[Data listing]
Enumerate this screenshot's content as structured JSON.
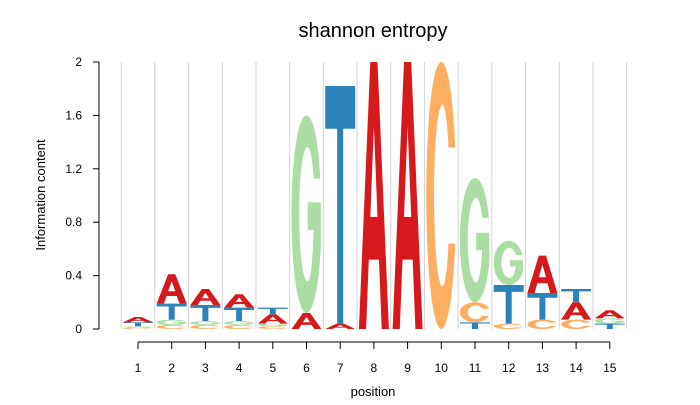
{
  "chart_data": {
    "type": "sequence-logo",
    "title": "shannon entropy",
    "xlabel": "position",
    "ylabel": "Information content",
    "ylim": [
      0,
      2
    ],
    "yticks": [
      "0",
      "0.4",
      "0.8",
      "1.2",
      "1.6",
      "2"
    ],
    "positions": [
      1,
      2,
      3,
      4,
      5,
      6,
      7,
      8,
      9,
      10,
      11,
      12,
      13,
      14,
      15
    ],
    "grid": "vertical",
    "colors": {
      "A": "#d7191c",
      "C": "#fdae61",
      "G": "#abdda4",
      "T": "#2b83ba"
    },
    "stacks": [
      [
        {
          "l": "C",
          "h": 0.01
        },
        {
          "l": "G",
          "h": 0.01
        },
        {
          "l": "T",
          "h": 0.03
        },
        {
          "l": "A",
          "h": 0.04
        }
      ],
      [
        {
          "l": "C",
          "h": 0.03
        },
        {
          "l": "G",
          "h": 0.04
        },
        {
          "l": "T",
          "h": 0.12
        },
        {
          "l": "A",
          "h": 0.22
        }
      ],
      [
        {
          "l": "C",
          "h": 0.03
        },
        {
          "l": "G",
          "h": 0.03
        },
        {
          "l": "T",
          "h": 0.12
        },
        {
          "l": "A",
          "h": 0.12
        }
      ],
      [
        {
          "l": "C",
          "h": 0.03
        },
        {
          "l": "G",
          "h": 0.03
        },
        {
          "l": "T",
          "h": 0.1
        },
        {
          "l": "A",
          "h": 0.1
        }
      ],
      [
        {
          "l": "C",
          "h": 0.02
        },
        {
          "l": "G",
          "h": 0.02
        },
        {
          "l": "A",
          "h": 0.07
        },
        {
          "l": "T",
          "h": 0.05
        }
      ],
      [
        {
          "l": "A",
          "h": 0.12
        },
        {
          "l": "G",
          "h": 1.48
        }
      ],
      [
        {
          "l": "A",
          "h": 0.04
        },
        {
          "l": "T",
          "h": 1.78
        }
      ],
      [
        {
          "l": "A",
          "h": 2.0
        }
      ],
      [
        {
          "l": "A",
          "h": 2.0
        }
      ],
      [
        {
          "l": "C",
          "h": 2.0
        }
      ],
      [
        {
          "l": "T",
          "h": 0.05
        },
        {
          "l": "C",
          "h": 0.15
        },
        {
          "l": "G",
          "h": 0.93
        }
      ],
      [
        {
          "l": "C",
          "h": 0.04
        },
        {
          "l": "T",
          "h": 0.29
        },
        {
          "l": "G",
          "h": 0.33
        }
      ],
      [
        {
          "l": "C",
          "h": 0.07
        },
        {
          "l": "T",
          "h": 0.2
        },
        {
          "l": "A",
          "h": 0.28
        }
      ],
      [
        {
          "l": "C",
          "h": 0.07
        },
        {
          "l": "A",
          "h": 0.13
        },
        {
          "l": "T",
          "h": 0.1
        }
      ],
      [
        {
          "l": "T",
          "h": 0.04
        },
        {
          "l": "G",
          "h": 0.04
        },
        {
          "l": "A",
          "h": 0.06
        }
      ]
    ]
  }
}
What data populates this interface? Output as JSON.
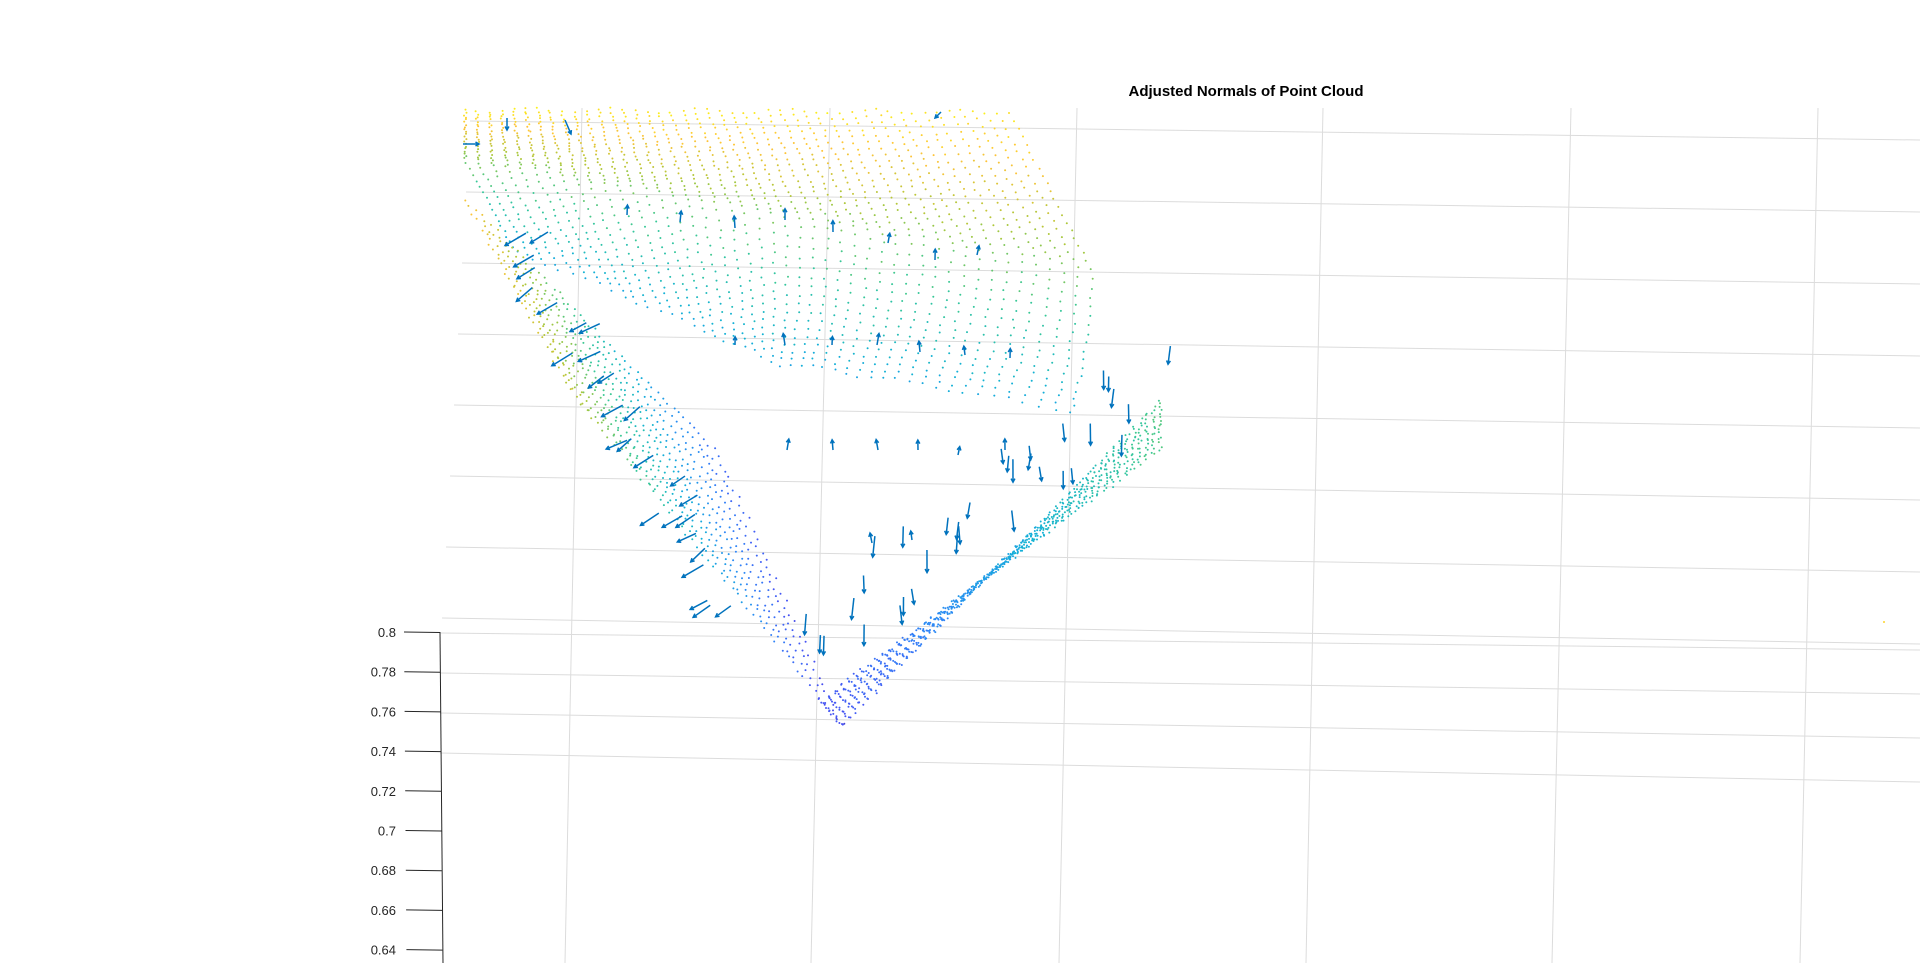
{
  "chart_data": {
    "type": "scatter",
    "subtype": "3d-point-cloud-with-normal-vectors",
    "title": "Adjusted Normals of Point Cloud",
    "xlabel": "",
    "ylabel": "",
    "zlabel": "",
    "z_axis": {
      "ticks": [
        0.8,
        0.78,
        0.76,
        0.74,
        0.72,
        0.7,
        0.68,
        0.66,
        0.64
      ],
      "tick_labels": [
        "0.8",
        "0.78",
        "0.76",
        "0.74",
        "0.72",
        "0.7",
        "0.68",
        "0.66",
        "0.64"
      ],
      "range": [
        0.64,
        0.8
      ]
    },
    "grid": true,
    "colormap": "parula",
    "point_color": "by height (yellow high, blue low)",
    "quiver_color": "#0072BD",
    "grid_color": "#dcdcdc",
    "axis_color": "#262626"
  }
}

*WHAT YOU WILL DO*:
Search the records above for "JSON". Copy each line where it is found.

*ANSWER TO THIS EXERCISE*:
Enumerate this screenshot's content as structured JSON.
What data populates this interface? Output as JSON.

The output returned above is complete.